→ **Problem requirements**: Return each line of the listing that contains the string "Precipitation".

→ **Data provided**:

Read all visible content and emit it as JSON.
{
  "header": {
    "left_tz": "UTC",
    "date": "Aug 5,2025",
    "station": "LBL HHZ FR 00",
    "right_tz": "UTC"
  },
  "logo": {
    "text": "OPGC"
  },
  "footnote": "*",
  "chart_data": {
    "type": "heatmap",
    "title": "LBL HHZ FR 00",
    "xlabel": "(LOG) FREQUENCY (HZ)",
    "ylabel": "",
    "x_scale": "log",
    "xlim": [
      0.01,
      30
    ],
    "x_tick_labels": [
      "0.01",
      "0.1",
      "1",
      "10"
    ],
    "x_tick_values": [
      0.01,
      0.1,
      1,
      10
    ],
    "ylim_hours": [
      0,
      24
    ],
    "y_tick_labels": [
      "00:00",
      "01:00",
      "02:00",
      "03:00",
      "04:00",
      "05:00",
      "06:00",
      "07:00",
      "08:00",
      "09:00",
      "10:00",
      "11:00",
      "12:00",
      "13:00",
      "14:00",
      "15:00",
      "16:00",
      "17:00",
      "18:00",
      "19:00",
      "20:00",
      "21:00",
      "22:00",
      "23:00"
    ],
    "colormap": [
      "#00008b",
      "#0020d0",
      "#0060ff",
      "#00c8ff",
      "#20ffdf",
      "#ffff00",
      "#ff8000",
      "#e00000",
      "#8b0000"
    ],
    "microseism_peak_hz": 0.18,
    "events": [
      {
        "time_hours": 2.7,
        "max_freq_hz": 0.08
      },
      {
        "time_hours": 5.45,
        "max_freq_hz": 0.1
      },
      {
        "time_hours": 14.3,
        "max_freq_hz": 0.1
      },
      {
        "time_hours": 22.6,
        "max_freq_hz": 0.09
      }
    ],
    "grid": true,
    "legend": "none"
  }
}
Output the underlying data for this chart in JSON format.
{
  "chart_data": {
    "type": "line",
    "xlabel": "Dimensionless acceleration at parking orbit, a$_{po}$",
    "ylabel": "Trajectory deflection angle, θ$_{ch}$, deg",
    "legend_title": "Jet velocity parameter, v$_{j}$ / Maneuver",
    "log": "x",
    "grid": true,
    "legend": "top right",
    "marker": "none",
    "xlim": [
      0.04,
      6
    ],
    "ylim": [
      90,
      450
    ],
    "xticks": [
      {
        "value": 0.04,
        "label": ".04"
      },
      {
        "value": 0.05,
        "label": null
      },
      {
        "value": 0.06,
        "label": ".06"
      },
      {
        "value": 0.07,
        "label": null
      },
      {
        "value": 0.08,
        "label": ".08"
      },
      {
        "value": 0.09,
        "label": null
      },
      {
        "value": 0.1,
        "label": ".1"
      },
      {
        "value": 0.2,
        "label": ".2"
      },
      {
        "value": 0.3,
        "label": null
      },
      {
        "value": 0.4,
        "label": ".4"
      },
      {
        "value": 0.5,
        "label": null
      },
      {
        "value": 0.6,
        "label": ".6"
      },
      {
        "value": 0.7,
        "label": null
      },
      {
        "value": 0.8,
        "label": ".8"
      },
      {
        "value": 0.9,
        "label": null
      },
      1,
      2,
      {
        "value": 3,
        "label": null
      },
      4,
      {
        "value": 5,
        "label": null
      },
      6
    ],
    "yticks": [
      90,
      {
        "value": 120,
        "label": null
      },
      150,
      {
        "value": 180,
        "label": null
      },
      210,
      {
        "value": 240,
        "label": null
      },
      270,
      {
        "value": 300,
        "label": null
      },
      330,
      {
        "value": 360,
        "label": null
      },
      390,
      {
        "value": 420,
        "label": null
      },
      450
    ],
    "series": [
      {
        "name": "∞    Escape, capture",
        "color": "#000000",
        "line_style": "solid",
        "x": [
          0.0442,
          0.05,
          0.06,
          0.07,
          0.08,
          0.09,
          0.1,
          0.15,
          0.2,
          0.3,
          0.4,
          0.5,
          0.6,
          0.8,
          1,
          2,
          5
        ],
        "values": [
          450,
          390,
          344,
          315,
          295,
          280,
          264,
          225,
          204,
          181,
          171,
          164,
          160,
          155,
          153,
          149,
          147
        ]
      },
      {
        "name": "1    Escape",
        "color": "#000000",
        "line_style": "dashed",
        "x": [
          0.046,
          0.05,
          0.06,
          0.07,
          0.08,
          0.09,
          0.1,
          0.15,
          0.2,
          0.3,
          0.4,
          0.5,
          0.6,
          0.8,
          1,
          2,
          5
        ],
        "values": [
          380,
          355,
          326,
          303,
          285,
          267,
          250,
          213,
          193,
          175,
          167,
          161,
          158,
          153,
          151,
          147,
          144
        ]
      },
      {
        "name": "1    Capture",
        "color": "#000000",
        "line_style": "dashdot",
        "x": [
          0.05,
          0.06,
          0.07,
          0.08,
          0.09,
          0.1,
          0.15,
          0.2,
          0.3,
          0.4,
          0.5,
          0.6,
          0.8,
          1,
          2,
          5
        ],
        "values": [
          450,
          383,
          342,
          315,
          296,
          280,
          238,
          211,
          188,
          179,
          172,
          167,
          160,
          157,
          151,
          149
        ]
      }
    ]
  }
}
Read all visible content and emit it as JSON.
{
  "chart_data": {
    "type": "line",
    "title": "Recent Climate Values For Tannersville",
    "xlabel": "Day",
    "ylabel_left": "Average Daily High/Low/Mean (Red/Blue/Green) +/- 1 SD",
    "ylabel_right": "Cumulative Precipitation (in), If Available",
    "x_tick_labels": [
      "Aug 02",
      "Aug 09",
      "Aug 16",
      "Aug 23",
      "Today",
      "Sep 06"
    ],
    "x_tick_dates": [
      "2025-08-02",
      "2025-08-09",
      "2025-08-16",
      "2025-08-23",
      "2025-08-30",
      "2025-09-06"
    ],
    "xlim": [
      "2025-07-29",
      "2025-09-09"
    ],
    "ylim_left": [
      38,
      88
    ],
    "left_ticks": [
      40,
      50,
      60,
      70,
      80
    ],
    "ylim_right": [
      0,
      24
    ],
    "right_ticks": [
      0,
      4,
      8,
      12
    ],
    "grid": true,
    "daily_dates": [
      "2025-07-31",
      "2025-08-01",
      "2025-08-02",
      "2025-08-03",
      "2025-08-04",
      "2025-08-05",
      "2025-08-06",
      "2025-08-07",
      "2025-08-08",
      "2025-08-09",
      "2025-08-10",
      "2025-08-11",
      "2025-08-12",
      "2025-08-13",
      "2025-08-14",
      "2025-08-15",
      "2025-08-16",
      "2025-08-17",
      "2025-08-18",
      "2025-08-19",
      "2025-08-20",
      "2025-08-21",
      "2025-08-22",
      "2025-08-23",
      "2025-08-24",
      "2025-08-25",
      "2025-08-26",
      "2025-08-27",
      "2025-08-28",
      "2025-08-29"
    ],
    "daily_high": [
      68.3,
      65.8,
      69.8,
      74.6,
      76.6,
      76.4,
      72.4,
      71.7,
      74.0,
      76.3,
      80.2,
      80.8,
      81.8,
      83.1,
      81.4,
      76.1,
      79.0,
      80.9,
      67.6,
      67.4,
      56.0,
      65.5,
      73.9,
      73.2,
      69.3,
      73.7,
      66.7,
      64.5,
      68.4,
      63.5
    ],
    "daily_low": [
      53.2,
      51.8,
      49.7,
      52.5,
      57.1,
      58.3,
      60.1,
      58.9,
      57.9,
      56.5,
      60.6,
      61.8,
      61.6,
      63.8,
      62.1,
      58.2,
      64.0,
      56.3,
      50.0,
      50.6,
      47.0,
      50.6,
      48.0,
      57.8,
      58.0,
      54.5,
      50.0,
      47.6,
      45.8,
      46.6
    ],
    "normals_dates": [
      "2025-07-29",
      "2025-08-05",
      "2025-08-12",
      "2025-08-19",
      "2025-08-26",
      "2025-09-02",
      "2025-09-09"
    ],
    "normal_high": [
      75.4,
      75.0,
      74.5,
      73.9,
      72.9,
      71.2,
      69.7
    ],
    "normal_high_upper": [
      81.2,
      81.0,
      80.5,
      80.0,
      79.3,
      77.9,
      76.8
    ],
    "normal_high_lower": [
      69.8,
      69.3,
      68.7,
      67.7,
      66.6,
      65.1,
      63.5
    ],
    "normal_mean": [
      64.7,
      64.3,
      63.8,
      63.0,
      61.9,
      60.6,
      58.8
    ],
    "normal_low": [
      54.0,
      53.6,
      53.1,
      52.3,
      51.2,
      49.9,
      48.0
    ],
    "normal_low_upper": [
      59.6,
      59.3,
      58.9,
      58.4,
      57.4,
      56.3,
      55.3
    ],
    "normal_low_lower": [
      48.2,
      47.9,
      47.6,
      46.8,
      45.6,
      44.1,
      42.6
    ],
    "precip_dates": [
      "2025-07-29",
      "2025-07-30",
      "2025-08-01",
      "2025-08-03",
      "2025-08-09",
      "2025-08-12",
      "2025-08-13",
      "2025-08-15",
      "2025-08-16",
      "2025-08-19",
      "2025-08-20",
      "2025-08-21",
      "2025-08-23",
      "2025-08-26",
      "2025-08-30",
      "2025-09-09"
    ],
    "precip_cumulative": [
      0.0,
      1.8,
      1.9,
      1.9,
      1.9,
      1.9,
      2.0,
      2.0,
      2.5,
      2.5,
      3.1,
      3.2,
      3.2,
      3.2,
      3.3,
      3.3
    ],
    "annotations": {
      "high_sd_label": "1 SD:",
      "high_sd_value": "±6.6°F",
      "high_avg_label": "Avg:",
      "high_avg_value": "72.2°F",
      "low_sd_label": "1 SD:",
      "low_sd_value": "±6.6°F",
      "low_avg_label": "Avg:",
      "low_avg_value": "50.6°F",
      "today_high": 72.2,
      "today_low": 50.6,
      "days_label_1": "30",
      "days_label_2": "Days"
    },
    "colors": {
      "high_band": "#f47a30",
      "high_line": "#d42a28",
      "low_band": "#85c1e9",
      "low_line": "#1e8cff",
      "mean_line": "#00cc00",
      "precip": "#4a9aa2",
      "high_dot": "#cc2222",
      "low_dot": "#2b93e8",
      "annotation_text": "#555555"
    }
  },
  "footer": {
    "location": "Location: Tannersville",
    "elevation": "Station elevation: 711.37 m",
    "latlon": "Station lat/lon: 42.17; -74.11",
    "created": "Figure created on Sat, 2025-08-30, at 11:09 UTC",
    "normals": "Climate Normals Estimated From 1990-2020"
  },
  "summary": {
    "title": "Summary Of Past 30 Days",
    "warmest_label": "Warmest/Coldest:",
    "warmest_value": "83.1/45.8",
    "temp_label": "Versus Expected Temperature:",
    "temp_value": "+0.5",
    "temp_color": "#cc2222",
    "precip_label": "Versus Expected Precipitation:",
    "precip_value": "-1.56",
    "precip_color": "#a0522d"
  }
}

→ **Response for this exercise**:
    "ylabel_right": "Cumulative Precipitation (in), If Available",
    "precip_label": "Versus Expected Precipitation:",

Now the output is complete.